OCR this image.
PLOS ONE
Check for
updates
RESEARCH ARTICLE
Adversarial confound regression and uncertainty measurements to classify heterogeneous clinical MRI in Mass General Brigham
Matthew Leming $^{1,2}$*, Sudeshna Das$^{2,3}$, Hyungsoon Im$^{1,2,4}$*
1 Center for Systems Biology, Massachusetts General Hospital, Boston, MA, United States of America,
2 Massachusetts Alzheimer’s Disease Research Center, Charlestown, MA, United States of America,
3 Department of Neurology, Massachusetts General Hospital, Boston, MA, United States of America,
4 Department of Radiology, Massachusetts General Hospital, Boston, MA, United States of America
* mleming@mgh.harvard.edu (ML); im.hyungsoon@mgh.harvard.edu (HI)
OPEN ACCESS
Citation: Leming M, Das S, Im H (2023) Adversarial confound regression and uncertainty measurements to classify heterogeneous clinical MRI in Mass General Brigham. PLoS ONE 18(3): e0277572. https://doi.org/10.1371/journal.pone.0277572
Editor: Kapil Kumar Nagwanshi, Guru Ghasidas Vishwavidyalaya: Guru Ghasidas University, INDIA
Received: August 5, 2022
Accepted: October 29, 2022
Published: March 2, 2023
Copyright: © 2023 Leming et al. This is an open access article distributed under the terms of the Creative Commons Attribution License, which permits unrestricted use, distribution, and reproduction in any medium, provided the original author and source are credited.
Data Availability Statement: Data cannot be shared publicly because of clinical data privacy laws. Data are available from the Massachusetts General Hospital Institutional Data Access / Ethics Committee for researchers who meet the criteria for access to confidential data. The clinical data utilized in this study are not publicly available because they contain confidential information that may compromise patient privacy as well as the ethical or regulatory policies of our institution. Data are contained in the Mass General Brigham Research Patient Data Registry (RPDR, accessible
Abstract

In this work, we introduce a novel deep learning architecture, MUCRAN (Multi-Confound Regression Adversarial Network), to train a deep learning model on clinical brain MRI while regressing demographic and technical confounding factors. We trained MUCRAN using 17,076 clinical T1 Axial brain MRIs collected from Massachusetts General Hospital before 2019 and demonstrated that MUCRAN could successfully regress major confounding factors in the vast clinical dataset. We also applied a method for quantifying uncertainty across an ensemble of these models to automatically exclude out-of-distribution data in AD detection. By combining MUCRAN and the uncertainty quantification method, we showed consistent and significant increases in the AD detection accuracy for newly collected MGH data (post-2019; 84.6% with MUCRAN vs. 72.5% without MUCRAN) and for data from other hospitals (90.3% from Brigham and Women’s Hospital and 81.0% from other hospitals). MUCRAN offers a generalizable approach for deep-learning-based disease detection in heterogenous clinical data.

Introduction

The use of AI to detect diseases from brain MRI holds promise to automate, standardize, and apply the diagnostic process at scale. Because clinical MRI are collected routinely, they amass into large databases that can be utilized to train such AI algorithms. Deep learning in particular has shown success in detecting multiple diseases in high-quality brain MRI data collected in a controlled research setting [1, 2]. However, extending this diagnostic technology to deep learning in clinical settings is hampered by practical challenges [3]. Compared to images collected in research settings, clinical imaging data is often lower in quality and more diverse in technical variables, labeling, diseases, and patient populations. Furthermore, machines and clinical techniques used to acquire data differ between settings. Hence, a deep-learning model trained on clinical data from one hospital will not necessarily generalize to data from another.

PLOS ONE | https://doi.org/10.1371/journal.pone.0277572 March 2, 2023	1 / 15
════════════════════
TASK - Restate every line of the data word for word.

WORKED ANSWER -
OCR this image.
PLOS ONE
Check for
updates
RESEARCH ARTICLE
Adversarial confound regression and uncertainty measurements to classify heterogeneous clinical MRI in Mass General Brigham
Matthew Leming $^{1,2}$*, Sudeshna Das$^{2,3}$, Hyungsoon Im$^{1,2,4}$*
1 Center for Systems Biology, Massachusetts General Hospital, Boston, MA, United States of America,
2 Massachusetts Alzheimer’s Disease Research Center, Charlestown, MA, United States of America,
3 Department of Neurology, Massachusetts General Hospital, Boston, MA, United States of America,
4 Department of Radiology, Massachusetts General Hospital, Boston, MA, United States of America
* mleming@mgh.harvard.edu (ML); im.hyungsoon@mgh.harvard.edu (HI)
OPEN ACCESS
Citation: Leming M, Das S, Im H (2023) Adversarial confound regression and uncertainty measurements to classify heterogeneous clinical MRI in Mass General Brigham. PLoS ONE 18(3): e0277572. https://doi.org/10.1371/journal.pone.0277572
Editor: Kapil Kumar Nagwanshi, Guru Ghasidas Vishwavidyalaya: Guru Ghasidas University, INDIA
Received: August 5, 2022
Accepted: October 29, 2022
Published: March 2, 2023
Copyright: © 2023 Leming et al. This is an open access article distributed under the terms of the Creative Commons Attribution License, which permits unrestricted use, distribution, and reproduction in any medium, provided the original author and source are credited.
Data Availability Statement: Data cannot be shared publicly because of clinical data privacy laws. Data are available from the Massachusetts General Hospital Institutional Data Access / Ethics Committee for researchers who meet the criteria for access to confidential data. The clinical data utilized in this study are not publicly available because they contain confidential information that may compromise patient privacy as well as the ethical or regulatory policies of our institution. Data are contained in the Mass General Brigham Research Patient Data Registry (RPDR, accessible
Abstract

In this work, we introduce a novel deep learning architecture, MUCRAN (Multi-Confound Regression Adversarial Network), to train a deep learning model on clinical brain MRI while regressing demographic and technical confounding factors. We trained MUCRAN using 17,076 clinical T1 Axial brain MRIs collected from Massachusetts General Hospital before 2019 and demonstrated that MUCRAN could successfully regress major confounding factors in the vast clinical dataset. We also applied a method for quantifying uncertainty across an ensemble of these models to automatically exclude out-of-distribution data in AD detection. By combining MUCRAN and the uncertainty quantification method, we showed consistent and significant increases in the AD detection accuracy for newly collected MGH data (post-2019; 84.6% with MUCRAN vs. 72.5% without MUCRAN) and for data from other hospitals (90.3% from Brigham and Women’s Hospital and 81.0% from other hospitals). MUCRAN offers a generalizable approach for deep-learning-based disease detection in heterogenous clinical data.

Introduction

The use of AI to detect diseases from brain MRI holds promise to automate, standardize, and apply the diagnostic process at scale. Because clinical MRI are collected routinely, they amass into large databases that can be utilized to train such AI algorithms. Deep learning in particular has shown success in detecting multiple diseases in high-quality brain MRI data collected in a controlled research setting [1, 2]. However, extending this diagnostic technology to deep learning in clinical settings is hampered by practical challenges [3]. Compared to images collected in research settings, clinical imaging data is often lower in quality and more diverse in technical variables, labeling, diseases, and patient populations. Furthermore, machines and clinical techniques used to acquire data differ between settings. Hence, a deep-learning model trained on clinical data from one hospital will not necessarily generalize to data from another.

PLOS ONE | https://doi.org/10.1371/journal.pone.0277572 March 2, 2023	1 / 15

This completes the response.